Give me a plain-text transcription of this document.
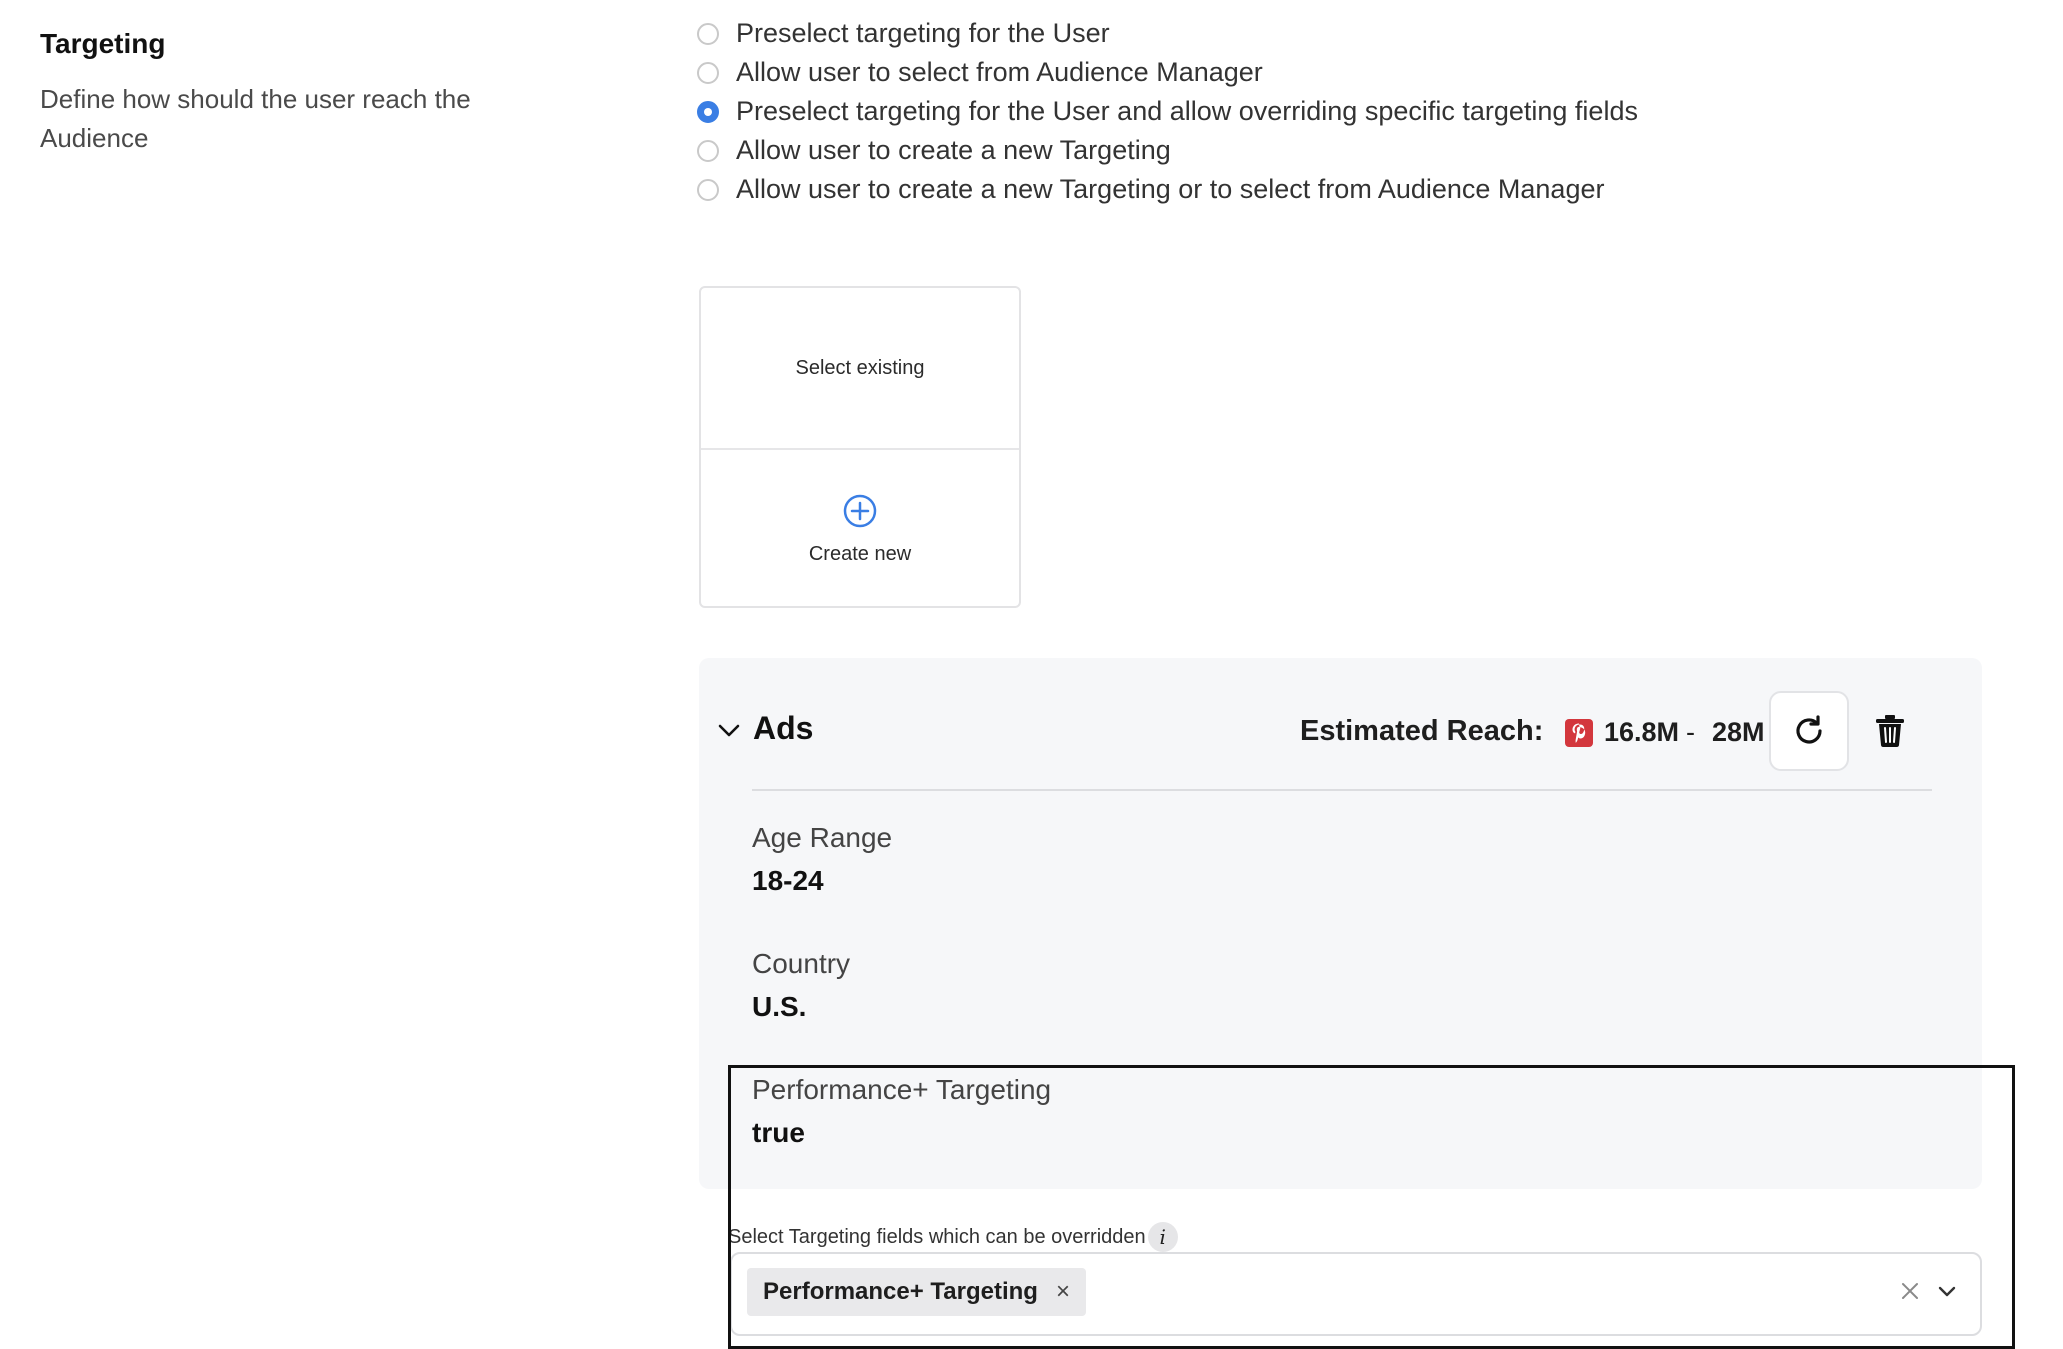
Targeting
Define how should the user reach the Audience
Preselect targeting for the User
Allow user to select from Audience Manager
Preselect targeting for the User and allow overriding specific targeting fields
Allow user to create a new Targeting
Allow user to create a new Targeting or to select from Audience Manager
Select existing
Create new
Ads	Estimated Reach: 16.8M - 28M
Age Range
18-24
Country
U.S.
Performance+ Targeting
true
Select Targeting fields which can be overridden i
Performance+ Targeting ×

#####

Task instructions ->
Pictures in the records above should not be copied. Repeat everything else exactly.

Exercise response ->
Give me a plain-text transcription of this document.
Targeting
Define how should the user reach the Audience
Preselect targeting for the User
Allow user to select from Audience Manager
Preselect targeting for the User and allow overriding specific targeting fields
Allow user to create a new Targeting
Allow user to create a new Targeting or to select from Audience Manager
Select existing
Create new
Ads	Estimated Reach: 16.8M - 28M
Age Range
18-24
Country
U.S.
Performance+ Targeting
true
Select Targeting fields which can be overridden i
Performance+ Targeting ×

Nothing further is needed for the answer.